_Stated goal:_
Find the lines with the string "upper" and return them.

# # # # #

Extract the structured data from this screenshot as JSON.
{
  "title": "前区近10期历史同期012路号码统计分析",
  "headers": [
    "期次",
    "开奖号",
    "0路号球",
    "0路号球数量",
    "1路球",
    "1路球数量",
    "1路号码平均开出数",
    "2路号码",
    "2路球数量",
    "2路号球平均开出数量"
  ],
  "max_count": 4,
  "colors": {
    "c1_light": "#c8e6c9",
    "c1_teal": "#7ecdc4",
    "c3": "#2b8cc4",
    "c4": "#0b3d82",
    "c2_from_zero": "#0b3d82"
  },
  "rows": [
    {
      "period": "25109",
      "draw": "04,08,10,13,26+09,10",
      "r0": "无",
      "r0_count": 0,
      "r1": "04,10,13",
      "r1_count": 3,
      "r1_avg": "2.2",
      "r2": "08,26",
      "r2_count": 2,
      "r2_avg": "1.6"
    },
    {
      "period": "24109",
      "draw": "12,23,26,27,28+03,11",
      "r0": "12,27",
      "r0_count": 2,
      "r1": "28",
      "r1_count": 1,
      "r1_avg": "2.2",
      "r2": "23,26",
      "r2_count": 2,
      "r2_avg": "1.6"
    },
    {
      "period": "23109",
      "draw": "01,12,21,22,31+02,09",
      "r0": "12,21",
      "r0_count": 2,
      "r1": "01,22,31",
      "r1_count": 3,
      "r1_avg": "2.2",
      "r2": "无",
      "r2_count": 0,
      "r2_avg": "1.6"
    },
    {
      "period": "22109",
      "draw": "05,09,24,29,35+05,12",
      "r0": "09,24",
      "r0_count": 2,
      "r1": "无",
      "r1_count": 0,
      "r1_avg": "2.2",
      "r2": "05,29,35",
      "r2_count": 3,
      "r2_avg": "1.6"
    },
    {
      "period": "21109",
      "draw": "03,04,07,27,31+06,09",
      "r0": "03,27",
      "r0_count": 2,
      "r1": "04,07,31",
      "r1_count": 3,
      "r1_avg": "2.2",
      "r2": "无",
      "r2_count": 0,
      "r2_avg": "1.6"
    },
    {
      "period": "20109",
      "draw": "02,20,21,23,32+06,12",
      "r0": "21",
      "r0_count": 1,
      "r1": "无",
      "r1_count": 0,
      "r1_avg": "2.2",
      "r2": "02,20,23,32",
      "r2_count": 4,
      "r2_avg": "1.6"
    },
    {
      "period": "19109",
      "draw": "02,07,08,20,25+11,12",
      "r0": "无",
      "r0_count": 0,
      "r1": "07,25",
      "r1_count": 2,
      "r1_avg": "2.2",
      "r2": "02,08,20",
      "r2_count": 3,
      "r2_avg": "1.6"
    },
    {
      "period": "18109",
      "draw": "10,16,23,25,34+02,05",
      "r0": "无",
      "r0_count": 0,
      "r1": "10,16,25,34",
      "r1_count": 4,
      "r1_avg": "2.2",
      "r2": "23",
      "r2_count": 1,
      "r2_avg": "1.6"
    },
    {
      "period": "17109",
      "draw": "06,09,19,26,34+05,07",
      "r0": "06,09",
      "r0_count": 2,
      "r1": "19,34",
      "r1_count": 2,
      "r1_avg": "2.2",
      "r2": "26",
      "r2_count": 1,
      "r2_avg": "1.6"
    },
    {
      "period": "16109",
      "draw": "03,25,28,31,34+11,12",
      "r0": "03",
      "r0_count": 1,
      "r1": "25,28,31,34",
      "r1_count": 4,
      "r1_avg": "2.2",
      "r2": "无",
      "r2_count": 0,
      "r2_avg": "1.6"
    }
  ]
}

# # # # #

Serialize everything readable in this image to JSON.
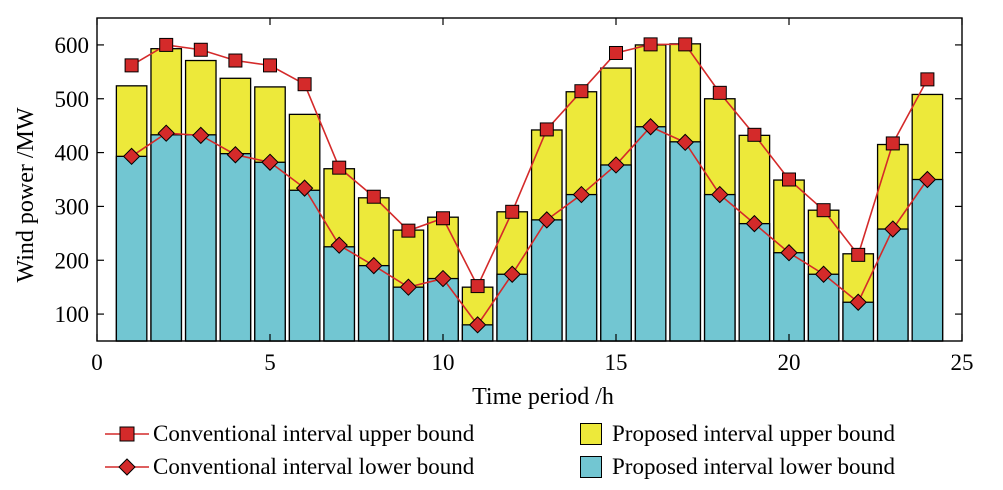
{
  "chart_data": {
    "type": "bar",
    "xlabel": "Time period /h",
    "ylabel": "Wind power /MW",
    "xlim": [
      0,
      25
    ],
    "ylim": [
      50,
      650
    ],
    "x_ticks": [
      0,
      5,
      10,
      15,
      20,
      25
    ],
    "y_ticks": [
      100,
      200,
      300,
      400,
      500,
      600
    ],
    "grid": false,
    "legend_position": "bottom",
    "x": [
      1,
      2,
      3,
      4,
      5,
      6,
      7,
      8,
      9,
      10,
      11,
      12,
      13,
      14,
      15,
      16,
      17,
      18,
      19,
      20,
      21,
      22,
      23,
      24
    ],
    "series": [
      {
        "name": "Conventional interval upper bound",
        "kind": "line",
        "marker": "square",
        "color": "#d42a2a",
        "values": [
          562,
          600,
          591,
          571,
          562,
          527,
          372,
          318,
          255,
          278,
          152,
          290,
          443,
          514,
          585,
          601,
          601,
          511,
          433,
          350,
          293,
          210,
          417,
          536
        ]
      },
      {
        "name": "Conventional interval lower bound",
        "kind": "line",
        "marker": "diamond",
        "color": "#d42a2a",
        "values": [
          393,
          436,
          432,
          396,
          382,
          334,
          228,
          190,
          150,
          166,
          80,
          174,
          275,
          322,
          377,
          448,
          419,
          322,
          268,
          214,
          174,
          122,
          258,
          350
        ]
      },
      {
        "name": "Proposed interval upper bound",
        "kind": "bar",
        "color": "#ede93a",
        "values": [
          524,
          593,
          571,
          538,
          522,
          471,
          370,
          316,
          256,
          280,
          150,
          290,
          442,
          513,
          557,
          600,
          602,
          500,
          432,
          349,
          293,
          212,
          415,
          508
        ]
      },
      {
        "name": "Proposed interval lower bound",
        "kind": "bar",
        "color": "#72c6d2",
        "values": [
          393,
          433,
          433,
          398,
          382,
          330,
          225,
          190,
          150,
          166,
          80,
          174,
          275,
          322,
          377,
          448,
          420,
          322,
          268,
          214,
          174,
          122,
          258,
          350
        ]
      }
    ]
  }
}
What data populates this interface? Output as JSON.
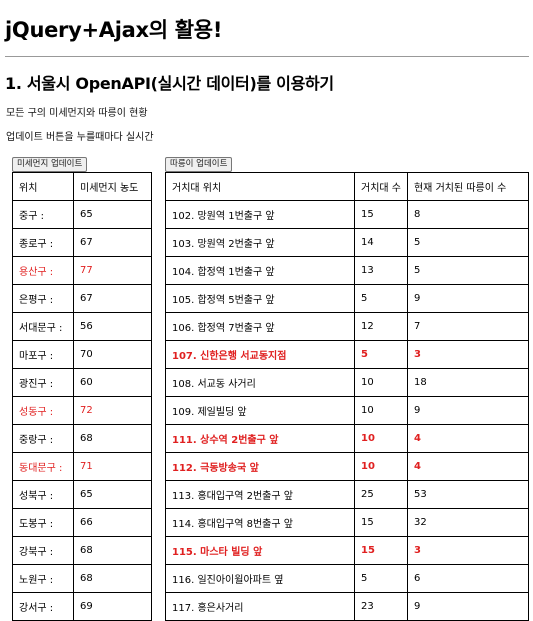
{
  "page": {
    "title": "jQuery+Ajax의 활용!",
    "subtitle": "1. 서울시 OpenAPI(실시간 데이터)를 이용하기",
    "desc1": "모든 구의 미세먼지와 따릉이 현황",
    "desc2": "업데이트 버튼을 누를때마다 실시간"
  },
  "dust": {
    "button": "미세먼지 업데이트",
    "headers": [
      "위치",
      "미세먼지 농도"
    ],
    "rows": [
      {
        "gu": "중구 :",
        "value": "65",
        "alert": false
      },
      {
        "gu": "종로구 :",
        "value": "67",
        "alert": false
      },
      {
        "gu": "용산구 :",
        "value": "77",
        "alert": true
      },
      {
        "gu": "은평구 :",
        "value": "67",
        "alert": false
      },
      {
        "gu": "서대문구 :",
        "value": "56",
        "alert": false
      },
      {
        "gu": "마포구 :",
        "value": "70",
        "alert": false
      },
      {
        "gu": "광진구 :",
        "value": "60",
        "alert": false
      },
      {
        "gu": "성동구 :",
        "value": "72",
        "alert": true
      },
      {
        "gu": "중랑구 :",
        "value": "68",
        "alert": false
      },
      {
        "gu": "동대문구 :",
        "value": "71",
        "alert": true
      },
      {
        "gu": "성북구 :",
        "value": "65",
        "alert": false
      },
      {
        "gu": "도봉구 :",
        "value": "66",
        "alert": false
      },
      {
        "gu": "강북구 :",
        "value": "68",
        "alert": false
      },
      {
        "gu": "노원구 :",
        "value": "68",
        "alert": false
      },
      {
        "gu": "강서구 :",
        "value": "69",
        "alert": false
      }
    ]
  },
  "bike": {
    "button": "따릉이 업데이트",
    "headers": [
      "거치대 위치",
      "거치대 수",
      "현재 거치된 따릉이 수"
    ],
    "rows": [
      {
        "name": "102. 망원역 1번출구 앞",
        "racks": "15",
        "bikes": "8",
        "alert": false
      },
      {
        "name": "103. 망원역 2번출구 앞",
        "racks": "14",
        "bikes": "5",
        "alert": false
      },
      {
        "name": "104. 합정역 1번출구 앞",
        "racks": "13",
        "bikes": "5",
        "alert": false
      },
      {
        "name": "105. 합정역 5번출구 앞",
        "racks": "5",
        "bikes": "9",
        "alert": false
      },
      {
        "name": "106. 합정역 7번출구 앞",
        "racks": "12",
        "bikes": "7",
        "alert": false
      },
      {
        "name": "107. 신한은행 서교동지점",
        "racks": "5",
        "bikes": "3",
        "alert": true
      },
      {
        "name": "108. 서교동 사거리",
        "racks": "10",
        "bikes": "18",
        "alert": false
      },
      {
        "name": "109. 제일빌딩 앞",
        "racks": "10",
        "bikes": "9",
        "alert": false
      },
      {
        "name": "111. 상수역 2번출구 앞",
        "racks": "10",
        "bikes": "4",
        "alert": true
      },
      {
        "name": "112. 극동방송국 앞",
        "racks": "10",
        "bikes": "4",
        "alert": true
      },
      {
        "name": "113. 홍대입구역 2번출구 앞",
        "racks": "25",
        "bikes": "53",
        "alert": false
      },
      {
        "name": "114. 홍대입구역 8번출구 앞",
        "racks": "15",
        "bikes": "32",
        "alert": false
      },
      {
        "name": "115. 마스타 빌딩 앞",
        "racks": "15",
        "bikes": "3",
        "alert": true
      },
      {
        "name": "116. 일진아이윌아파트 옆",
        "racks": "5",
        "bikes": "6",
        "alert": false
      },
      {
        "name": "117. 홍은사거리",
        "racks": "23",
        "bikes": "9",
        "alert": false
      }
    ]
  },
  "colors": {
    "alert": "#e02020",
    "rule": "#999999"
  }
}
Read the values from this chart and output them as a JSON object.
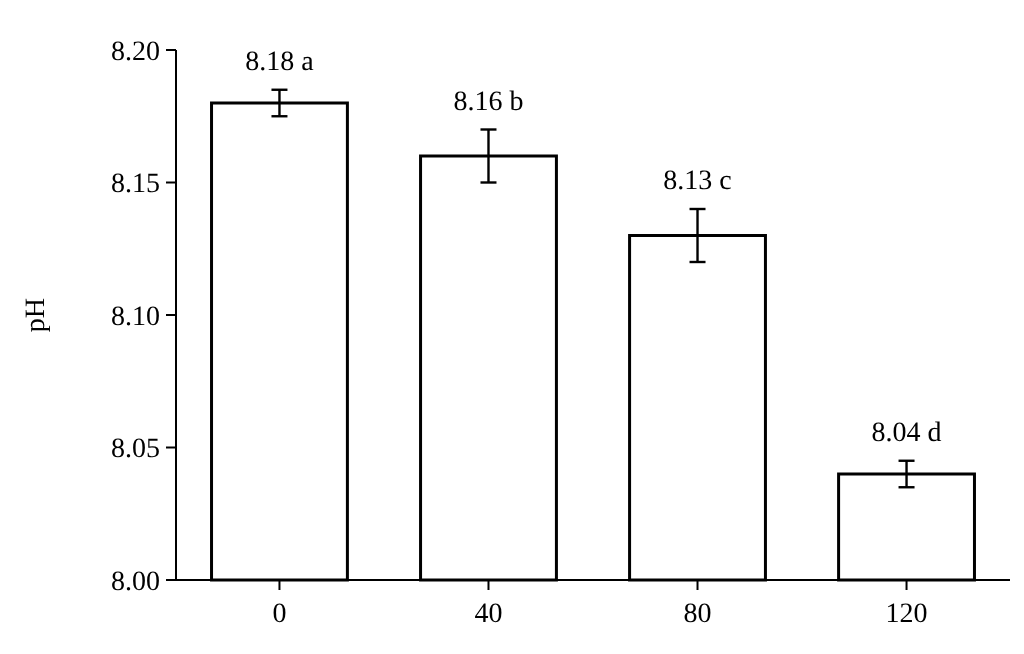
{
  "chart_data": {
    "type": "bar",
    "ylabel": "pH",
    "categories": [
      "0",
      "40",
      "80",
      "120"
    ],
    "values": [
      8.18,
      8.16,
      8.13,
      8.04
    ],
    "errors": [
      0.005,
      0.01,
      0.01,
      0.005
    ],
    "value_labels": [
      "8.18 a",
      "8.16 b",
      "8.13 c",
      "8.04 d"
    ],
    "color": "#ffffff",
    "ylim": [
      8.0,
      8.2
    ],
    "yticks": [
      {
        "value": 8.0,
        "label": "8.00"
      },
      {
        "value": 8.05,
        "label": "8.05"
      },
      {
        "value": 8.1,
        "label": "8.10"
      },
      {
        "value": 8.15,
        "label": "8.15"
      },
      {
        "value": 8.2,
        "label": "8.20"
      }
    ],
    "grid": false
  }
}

# # # # #

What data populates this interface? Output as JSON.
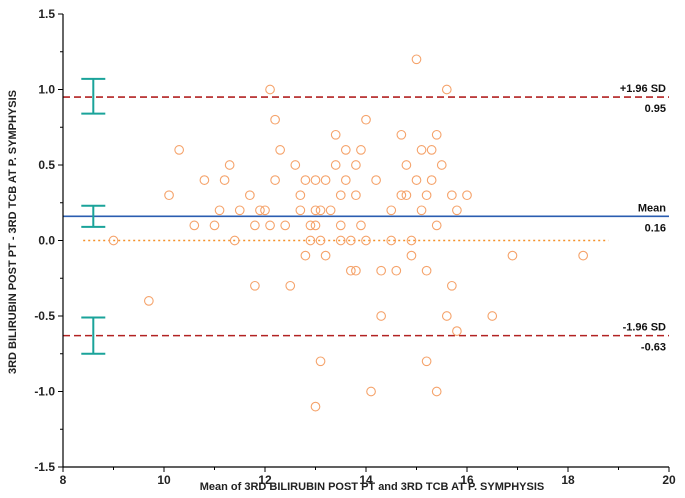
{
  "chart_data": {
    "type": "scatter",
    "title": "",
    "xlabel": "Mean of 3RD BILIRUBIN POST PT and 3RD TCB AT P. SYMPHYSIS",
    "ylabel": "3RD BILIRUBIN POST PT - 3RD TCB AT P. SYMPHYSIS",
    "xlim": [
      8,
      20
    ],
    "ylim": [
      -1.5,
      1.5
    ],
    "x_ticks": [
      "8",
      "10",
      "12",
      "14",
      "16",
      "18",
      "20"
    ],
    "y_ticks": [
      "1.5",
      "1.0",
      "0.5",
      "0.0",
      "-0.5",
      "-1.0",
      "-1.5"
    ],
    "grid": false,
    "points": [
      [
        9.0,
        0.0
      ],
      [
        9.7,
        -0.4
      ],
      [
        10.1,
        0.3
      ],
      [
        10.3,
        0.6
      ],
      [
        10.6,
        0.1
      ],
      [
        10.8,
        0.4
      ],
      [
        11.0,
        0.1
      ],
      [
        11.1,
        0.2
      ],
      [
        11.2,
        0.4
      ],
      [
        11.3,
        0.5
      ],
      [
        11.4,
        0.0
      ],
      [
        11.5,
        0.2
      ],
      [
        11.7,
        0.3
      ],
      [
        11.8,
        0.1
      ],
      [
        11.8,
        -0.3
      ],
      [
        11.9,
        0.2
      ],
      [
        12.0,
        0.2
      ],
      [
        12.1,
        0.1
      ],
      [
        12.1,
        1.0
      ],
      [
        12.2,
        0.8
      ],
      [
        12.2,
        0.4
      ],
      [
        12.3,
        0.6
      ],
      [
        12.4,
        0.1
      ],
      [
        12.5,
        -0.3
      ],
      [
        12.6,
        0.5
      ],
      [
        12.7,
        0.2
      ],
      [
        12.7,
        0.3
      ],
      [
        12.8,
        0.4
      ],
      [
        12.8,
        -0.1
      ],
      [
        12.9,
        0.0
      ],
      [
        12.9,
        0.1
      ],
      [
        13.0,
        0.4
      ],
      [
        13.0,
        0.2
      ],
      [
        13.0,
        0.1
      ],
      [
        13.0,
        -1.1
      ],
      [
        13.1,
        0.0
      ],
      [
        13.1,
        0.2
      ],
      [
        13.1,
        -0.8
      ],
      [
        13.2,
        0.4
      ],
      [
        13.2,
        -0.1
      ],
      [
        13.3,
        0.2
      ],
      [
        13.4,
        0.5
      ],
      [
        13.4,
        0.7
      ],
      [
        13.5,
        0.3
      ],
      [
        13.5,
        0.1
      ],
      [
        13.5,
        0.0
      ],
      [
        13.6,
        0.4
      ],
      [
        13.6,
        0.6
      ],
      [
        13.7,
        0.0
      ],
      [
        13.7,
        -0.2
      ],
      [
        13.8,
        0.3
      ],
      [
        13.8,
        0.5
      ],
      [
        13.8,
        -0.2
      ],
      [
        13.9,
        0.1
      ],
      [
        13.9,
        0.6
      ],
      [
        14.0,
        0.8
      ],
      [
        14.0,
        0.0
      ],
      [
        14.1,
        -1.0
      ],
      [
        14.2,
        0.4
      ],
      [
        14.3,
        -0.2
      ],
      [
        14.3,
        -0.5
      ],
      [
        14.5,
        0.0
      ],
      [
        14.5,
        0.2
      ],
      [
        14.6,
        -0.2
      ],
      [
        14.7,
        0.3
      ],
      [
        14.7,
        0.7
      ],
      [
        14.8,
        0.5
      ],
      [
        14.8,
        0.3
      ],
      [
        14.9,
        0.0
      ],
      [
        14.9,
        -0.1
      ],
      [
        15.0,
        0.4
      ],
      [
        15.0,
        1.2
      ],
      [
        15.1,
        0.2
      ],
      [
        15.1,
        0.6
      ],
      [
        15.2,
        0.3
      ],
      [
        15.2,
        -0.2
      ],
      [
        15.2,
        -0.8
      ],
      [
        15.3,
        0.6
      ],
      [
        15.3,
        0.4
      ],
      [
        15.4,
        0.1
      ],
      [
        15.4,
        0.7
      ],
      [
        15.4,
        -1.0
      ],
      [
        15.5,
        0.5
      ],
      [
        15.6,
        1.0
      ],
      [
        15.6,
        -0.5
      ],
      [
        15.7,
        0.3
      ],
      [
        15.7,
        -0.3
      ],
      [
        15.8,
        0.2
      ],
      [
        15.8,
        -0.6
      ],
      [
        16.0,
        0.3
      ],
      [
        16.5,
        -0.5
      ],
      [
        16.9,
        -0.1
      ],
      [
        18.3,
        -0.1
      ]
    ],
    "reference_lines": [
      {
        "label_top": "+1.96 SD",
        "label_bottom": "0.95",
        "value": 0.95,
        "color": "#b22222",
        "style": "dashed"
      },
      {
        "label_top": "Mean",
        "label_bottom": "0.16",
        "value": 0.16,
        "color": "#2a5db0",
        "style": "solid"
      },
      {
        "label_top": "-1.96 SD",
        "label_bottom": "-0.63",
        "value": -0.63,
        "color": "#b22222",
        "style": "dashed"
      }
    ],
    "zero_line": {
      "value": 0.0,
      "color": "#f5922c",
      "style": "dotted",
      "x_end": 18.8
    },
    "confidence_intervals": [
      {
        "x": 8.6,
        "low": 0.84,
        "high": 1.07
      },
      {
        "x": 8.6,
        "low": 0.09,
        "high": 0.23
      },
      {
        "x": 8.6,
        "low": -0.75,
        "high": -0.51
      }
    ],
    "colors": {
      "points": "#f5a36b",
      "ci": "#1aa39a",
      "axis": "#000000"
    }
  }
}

# # # # #

_Response below:_
        "name": "Conventional interval upper bound",
        "name": "Proposed interval upper bound",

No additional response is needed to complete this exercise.